(WHAT YOU WILL DO): Take every line that has the string "fire" and copy it out.

[Records contained in a dataset]
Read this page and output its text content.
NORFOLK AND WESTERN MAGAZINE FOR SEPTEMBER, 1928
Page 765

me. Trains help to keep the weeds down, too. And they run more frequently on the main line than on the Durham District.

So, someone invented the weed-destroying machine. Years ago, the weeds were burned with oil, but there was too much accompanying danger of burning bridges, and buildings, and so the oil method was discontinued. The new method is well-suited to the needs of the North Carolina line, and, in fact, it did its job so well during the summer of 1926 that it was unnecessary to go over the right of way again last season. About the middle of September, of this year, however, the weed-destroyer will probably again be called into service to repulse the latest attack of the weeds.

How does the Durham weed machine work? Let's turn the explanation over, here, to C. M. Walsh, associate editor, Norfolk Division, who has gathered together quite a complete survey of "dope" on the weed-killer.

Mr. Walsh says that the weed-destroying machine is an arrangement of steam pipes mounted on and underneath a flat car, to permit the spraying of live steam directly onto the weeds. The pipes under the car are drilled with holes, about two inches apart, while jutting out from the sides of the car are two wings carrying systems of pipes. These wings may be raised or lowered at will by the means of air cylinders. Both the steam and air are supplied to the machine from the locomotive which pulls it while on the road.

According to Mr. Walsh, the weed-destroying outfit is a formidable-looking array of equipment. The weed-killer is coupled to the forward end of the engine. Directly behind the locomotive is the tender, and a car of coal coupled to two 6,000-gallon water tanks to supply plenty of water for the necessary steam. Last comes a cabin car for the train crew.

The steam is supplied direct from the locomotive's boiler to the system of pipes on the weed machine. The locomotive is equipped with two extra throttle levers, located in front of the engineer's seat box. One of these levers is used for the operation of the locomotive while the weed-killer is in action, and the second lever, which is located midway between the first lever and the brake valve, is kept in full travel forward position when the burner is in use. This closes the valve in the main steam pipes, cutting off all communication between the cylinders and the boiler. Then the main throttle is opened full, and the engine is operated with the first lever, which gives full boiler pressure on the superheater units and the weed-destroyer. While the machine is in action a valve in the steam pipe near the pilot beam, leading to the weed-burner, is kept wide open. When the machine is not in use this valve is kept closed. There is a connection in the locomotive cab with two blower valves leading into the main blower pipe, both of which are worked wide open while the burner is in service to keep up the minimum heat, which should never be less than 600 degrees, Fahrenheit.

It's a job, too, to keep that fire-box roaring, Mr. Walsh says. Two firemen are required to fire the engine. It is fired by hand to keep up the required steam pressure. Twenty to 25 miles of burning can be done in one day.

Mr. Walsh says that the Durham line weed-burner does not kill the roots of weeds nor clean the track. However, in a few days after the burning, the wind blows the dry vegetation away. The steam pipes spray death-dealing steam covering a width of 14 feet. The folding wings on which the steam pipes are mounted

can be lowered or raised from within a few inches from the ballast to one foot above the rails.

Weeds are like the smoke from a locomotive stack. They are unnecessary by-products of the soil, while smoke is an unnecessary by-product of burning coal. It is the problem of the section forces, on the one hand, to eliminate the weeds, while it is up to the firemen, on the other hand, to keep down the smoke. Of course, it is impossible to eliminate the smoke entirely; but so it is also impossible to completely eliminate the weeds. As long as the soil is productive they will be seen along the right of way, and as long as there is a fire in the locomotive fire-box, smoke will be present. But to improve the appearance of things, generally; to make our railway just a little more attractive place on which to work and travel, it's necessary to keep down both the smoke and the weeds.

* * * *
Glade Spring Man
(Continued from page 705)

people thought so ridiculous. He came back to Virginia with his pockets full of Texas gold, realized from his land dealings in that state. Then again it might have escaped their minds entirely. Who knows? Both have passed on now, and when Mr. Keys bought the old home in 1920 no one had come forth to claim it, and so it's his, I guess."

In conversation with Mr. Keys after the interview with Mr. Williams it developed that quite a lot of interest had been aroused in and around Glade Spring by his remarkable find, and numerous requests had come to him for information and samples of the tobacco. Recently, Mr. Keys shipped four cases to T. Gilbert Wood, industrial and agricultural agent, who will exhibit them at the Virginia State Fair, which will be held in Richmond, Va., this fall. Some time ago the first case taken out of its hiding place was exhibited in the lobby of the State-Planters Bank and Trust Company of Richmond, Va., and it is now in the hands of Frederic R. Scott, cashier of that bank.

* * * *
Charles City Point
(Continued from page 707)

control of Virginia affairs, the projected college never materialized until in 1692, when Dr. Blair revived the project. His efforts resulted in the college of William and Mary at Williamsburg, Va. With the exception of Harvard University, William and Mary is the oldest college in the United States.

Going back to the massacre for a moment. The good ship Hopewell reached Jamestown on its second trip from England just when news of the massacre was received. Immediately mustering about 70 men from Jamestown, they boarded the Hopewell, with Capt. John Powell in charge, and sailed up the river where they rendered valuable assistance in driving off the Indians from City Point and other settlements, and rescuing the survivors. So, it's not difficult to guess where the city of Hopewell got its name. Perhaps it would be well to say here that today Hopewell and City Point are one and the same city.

(OUTPUT OF THE TASK):
It's a job, too, to keep that fire-box roaring, Mr. Walsh says. Two firemen are required to fire the engine. It is fired by hand to keep up the required steam pressure. Twenty to 25 miles of burning can be done in one day.
Weeds are like the smoke from a locomotive stack. They are unnecessary by-products of the soil, while smoke is an unnecessary by-product of burning coal. It is the problem of the section forces, on the one hand, to eliminate the weeds, while it is up to the firemen, on the other hand, to keep down the smoke. Of course, it is impossible to eliminate the smoke entirely; but so it is also impossible to completely eliminate the weeds. As long as the soil is productive they will be seen along the right of way, and as long as there is a fire in the locomotive fire-box, smoke will be present. But to improve the appearance of things, generally; to make our railway just a little more attractive place on which to work and travel, it's necessary to keep down both the smoke and the weeds.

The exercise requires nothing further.